Entries taken from a collection
———

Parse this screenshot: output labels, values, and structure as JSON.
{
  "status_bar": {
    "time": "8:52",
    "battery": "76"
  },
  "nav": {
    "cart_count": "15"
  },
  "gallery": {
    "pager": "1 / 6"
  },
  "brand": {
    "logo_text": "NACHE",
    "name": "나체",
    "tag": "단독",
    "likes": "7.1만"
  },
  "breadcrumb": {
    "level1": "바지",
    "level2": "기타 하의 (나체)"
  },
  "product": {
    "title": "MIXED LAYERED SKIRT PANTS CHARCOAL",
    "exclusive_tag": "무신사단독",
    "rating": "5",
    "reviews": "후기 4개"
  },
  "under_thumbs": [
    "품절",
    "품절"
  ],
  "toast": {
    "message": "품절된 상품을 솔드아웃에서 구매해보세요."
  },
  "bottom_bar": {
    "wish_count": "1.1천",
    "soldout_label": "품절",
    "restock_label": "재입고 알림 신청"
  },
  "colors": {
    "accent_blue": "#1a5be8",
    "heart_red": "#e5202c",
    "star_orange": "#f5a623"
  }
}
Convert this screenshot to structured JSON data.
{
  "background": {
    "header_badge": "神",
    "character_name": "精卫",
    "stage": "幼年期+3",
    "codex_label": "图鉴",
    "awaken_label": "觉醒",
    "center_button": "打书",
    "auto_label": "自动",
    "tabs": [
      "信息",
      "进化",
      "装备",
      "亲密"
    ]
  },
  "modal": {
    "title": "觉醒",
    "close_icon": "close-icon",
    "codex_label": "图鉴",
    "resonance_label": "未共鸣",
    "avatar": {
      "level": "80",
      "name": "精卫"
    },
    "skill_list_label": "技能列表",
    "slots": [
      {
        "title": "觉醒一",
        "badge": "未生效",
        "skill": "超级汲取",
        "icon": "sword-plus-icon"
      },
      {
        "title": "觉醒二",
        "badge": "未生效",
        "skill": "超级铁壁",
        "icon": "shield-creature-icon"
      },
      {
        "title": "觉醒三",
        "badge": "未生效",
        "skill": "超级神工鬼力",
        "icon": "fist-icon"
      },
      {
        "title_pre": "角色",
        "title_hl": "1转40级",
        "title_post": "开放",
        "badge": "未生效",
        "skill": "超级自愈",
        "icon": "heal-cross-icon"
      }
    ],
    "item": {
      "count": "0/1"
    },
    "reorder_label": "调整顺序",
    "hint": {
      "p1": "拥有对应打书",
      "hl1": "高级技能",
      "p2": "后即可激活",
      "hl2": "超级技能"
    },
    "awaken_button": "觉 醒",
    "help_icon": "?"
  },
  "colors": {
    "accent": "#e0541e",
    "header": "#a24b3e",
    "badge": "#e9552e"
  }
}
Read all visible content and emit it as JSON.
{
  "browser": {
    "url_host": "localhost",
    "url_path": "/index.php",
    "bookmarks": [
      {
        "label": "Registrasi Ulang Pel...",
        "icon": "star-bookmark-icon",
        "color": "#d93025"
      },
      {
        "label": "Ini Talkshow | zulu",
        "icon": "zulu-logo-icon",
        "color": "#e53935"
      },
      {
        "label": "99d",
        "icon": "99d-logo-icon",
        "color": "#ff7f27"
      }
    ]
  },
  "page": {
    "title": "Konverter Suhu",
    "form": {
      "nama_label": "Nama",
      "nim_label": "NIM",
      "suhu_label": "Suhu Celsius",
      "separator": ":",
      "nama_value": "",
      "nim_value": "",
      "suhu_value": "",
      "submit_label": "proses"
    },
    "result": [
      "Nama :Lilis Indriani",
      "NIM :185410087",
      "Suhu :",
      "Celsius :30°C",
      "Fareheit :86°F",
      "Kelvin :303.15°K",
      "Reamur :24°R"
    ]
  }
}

———

**REQUIREMENTS**.
Output the records exactly, including every line.

**RESULT**.
Parse this screenshot: output labels, values, and structure as JSON.
{
  "status_bar": {
    "time": "8:52",
    "battery": "76"
  },
  "nav": {
    "cart_count": "15"
  },
  "gallery": {
    "pager": "1 / 6"
  },
  "brand": {
    "logo_text": "NACHE",
    "name": "나체",
    "tag": "단독",
    "likes": "7.1만"
  },
  "breadcrumb": {
    "level1": "바지",
    "level2": "기타 하의 (나체)"
  },
  "product": {
    "title": "MIXED LAYERED SKIRT PANTS CHARCOAL",
    "exclusive_tag": "무신사단독",
    "rating": "5",
    "reviews": "후기 4개"
  },
  "under_thumbs": [
    "품절",
    "품절"
  ],
  "toast": {
    "message": "품절된 상품을 솔드아웃에서 구매해보세요."
  },
  "bottom_bar": {
    "wish_count": "1.1천",
    "soldout_label": "품절",
    "restock_label": "재입고 알림 신청"
  },
  "colors": {
    "accent_blue": "#1a5be8",
    "heart_red": "#e5202c",
    "star_orange": "#f5a623"
  }
}
Convert this screenshot to structured JSON data.
{
  "background": {
    "header_badge": "神",
    "character_name": "精卫",
    "stage": "幼年期+3",
    "codex_label": "图鉴",
    "awaken_label": "觉醒",
    "center_button": "打书",
    "auto_label": "自动",
    "tabs": [
      "信息",
      "进化",
      "装备",
      "亲密"
    ]
  },
  "modal": {
    "title": "觉醒",
    "close_icon": "close-icon",
    "codex_label": "图鉴",
    "resonance_label": "未共鸣",
    "avatar": {
      "level": "80",
      "name": "精卫"
    },
    "skill_list_label": "技能列表",
    "slots": [
      {
        "title": "觉醒一",
        "badge": "未生效",
        "skill": "超级汲取",
        "icon": "sword-plus-icon"
      },
      {
        "title": "觉醒二",
        "badge": "未生效",
        "skill": "超级铁壁",
        "icon": "shield-creature-icon"
      },
      {
        "title": "觉醒三",
        "badge": "未生效",
        "skill": "超级神工鬼力",
        "icon": "fist-icon"
      },
      {
        "title_pre": "角色",
        "title_hl": "1转40级",
        "title_post": "开放",
        "badge": "未生效",
        "skill": "超级自愈",
        "icon": "heal-cross-icon"
      }
    ],
    "item": {
      "count": "0/1"
    },
    "reorder_label": "调整顺序",
    "hint": {
      "p1": "拥有对应打书",
      "hl1": "高级技能",
      "p2": "后即可激活",
      "hl2": "超级技能"
    },
    "awaken_button": "觉 醒",
    "help_icon": "?"
  },
  "colors": {
    "accent": "#e0541e",
    "header": "#a24b3e",
    "badge": "#e9552e"
  }
}
Read all visible content and emit it as JSON.
{
  "browser": {
    "url_host": "localhost",
    "url_path": "/index.php",
    "bookmarks": [
      {
        "label": "Registrasi Ulang Pel...",
        "icon": "star-bookmark-icon",
        "color": "#d93025"
      },
      {
        "label": "Ini Talkshow | zulu",
        "icon": "zulu-logo-icon",
        "color": "#e53935"
      },
      {
        "label": "99d",
        "icon": "99d-logo-icon",
        "color": "#ff7f27"
      }
    ]
  },
  "page": {
    "title": "Konverter Suhu",
    "form": {
      "nama_label": "Nama",
      "nim_label": "NIM",
      "suhu_label": "Suhu Celsius",
      "separator": ":",
      "nama_value": "",
      "nim_value": "",
      "suhu_value": "",
      "submit_label": "proses"
    },
    "result": [
      "Nama :Lilis Indriani",
      "NIM :185410087",
      "Suhu :",
      "Celsius :30°C",
      "Fareheit :86°F",
      "Kelvin :303.15°K",
      "Reamur :24°R"
    ]
  }
}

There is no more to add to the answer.